#### PAGE EXCERPT
>> BEGIN
ISSN: 2692-5206, Impact Factor: 12,23

American Academic publishers, volume 05, issue 04,2025

Journal:

https://www.academicpublishers.org/journals/index.php/ijai

page 1585

ACCOUNTING FOR RECEIVABLES AND PAYABLES: INTERNATIONAL

PRACTICES AND TRENDS

Asraqulova Azizakhon Khasanovna

Lecturer at Kokand Railway College, Uzbekistan

Abstract:

This article analyzes the accounting system for receivables and payables, their

presentation in financial statements, compliance with international accounting standards, and

their impact on effective financial management. Furthermore, the comparison between

advanced international practices and national approaches is provided, along with

recommendations for improvement.

Keywords:

accounts receivable, accounts payable, IFRS, financial reporting, accounting,

assets, liabilities.

Introduction

Receivables and payables are among the primary indicators of a business entity’s financial

position. Proper accounting and management of these items not only ensure liquidity but also

reflect the level of trust the company holds among investors and stakeholders. Accounting in

accordance with International Financial Reporting Standards (IFRS) is an integral part of

global economic integration.
>> END
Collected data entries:
>> BEGIN
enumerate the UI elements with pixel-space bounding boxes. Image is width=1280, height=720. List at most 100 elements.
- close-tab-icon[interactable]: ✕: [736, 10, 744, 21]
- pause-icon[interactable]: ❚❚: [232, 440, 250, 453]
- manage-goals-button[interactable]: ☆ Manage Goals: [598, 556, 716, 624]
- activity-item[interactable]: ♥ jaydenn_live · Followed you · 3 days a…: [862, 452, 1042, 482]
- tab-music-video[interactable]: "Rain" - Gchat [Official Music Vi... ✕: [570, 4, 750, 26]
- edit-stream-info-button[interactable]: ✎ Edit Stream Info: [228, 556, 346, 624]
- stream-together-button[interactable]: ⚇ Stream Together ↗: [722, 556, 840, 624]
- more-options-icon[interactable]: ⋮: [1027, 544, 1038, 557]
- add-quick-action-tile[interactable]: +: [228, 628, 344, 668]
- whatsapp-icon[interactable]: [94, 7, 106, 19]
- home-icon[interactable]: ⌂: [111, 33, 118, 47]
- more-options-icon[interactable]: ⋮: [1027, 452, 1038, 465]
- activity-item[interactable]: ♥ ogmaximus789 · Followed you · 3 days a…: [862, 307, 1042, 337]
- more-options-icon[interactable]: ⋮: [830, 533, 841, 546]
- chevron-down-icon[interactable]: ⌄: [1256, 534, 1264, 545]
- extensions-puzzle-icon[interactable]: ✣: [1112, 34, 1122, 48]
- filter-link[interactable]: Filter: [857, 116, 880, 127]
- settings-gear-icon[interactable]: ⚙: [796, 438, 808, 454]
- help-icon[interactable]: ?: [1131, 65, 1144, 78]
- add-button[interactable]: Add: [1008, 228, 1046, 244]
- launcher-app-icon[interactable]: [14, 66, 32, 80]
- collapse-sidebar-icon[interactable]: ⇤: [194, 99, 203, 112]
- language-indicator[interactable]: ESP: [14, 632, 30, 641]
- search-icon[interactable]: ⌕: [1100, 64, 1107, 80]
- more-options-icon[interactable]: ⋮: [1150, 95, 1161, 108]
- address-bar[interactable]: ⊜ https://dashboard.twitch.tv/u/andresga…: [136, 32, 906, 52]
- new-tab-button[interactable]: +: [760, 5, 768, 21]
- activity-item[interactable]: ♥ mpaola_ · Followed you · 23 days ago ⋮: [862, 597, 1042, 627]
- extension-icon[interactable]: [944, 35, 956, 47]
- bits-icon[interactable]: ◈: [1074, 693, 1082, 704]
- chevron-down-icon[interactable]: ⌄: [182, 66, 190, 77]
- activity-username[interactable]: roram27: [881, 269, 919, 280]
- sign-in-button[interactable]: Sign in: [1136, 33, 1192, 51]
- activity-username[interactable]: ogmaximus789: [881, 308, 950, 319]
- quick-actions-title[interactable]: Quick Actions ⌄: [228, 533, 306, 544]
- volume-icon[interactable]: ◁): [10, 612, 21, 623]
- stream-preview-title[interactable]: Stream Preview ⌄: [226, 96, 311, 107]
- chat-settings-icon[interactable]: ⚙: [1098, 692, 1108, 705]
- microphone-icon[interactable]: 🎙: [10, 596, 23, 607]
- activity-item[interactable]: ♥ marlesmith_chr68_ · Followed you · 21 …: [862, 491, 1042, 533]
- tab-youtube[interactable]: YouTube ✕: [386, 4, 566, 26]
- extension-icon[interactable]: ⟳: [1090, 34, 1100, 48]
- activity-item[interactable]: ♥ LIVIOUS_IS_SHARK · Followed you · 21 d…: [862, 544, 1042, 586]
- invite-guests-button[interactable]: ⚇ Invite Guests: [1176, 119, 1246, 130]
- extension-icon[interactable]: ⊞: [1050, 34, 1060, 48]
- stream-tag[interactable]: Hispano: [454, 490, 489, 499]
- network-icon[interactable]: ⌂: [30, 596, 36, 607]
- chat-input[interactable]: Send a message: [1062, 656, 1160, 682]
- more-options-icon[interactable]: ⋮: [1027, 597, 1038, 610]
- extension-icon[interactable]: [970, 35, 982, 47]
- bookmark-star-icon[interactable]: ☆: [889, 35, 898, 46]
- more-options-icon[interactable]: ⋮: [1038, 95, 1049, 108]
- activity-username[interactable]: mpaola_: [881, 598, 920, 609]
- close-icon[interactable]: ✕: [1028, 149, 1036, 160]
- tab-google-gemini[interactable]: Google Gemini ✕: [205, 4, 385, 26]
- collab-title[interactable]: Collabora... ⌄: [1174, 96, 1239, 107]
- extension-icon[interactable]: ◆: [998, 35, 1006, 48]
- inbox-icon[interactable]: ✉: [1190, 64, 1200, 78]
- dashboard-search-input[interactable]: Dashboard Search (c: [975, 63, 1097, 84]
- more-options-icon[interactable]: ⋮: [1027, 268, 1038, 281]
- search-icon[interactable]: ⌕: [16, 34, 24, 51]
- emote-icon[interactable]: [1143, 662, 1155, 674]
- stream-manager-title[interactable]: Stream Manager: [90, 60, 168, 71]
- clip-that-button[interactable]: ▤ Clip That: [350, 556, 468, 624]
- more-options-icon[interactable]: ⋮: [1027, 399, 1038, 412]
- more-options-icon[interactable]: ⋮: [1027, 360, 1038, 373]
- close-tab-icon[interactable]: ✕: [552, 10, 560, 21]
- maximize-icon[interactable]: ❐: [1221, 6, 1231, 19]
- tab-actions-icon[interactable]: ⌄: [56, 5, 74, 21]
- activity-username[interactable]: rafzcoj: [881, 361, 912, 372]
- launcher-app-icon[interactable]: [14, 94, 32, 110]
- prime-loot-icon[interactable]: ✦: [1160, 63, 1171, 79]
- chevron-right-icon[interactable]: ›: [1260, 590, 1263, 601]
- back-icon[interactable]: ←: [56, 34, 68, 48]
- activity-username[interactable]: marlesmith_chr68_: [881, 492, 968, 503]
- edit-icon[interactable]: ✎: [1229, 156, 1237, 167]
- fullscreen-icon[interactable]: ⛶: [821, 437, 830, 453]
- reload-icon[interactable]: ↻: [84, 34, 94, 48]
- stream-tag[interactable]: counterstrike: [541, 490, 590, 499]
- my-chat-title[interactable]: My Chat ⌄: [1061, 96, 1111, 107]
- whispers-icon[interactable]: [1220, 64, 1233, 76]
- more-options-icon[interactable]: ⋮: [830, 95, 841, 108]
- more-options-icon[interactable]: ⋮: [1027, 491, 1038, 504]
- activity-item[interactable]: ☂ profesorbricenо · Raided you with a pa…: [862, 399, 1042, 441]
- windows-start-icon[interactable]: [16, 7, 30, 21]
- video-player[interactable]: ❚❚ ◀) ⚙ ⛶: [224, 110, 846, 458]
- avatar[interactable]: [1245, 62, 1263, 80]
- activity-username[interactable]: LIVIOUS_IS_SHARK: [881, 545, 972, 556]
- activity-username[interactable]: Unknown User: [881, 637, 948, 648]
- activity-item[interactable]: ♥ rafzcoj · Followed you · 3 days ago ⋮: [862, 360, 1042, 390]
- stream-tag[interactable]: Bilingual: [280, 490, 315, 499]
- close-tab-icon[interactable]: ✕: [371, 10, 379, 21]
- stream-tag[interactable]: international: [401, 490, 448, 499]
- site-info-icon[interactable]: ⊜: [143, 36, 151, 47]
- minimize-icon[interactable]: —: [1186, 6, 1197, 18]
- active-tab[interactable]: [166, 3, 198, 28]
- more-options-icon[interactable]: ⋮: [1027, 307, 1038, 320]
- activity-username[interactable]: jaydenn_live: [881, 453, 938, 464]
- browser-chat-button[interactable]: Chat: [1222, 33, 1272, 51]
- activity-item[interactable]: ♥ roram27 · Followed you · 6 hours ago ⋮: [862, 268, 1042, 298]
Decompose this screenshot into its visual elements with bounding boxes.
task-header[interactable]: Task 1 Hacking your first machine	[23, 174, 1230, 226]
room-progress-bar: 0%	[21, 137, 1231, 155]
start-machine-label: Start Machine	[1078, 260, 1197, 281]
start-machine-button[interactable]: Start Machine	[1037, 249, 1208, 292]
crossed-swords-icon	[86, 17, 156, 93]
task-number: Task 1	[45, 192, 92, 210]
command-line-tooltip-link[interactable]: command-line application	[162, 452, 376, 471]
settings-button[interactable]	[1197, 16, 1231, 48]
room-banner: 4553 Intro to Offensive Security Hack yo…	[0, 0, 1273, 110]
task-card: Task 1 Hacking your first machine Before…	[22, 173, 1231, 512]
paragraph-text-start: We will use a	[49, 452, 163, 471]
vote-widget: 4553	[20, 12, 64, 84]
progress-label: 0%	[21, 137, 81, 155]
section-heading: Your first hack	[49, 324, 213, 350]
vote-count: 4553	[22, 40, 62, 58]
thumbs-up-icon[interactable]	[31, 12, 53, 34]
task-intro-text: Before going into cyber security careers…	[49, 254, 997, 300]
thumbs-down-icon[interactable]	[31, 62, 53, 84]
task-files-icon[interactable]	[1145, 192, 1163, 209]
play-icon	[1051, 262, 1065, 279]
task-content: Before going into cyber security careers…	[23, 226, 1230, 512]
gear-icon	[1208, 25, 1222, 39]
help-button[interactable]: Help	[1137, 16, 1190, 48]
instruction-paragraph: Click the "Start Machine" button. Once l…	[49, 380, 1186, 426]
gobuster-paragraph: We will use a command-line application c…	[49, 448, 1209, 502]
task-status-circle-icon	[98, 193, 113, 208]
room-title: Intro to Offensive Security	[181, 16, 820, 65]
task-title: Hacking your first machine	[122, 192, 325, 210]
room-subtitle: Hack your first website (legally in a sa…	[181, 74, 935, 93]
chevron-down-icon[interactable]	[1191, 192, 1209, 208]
>> END
#### YOUR TASKS
[1] Retype the passage from the receivables and payables article that begins at the words "Lecturer at Kokand" and stops after the words "recommendations for improvement.".
[2] Answer these questions using the receivables and payables article:
(a) At which college does the author lecture, and in what country?
(b) Besides investor and stakeholder trust, what does proper accounting of receivables and payables ensure, according to the introduction?
(c) What does the abstract say the article compares?
[3] Carry on writing the article on accounting for receivables and payables from the point where the excerpt stops.

#### ANSWERS TO EACH TASK
[1]
Lecturer at Kokand Railway College, Uzbekistan

Abstract:

This article analyzes the accounting system for receivables and payables, their

presentation in financial statements, compliance with international accounting standards, and

their impact on effective financial management. Furthermore, the comparison between

advanced international practices and national approaches is provided, along with

recommendations for improvement.

[2]
(a) Kokand Railway College, Uzbekistan.
(b) Liquidity.
(c) Advanced international practices and national approaches.

[3]
Nature and Types of Receivables and Payables

Accounts receivable represent funds owed to a company by third parties for goods sold or

services rendered. In financial reporting, these are classified as current assets.
Accounts payable refer to a company’s obligations to suppliers or service providers, whether

due or overdue, and are classified as current liabilities.

IFRS Approaches to Receivables and Payables

IFRS 9 and IFRS 15 play a critical role in the recognition and measurement of receivables:
IFRS 15 requires revenue to be recognized based on contracts with customers, thereby

forming the basis for receivables.
IFRS 9 introduces the Expected Credit Loss (ECL) model for financial assets, including

receivables, which must be assessed for potential losses.
Payables are recognized as liabilities under IFRS and must be reported based on contractual

obligations.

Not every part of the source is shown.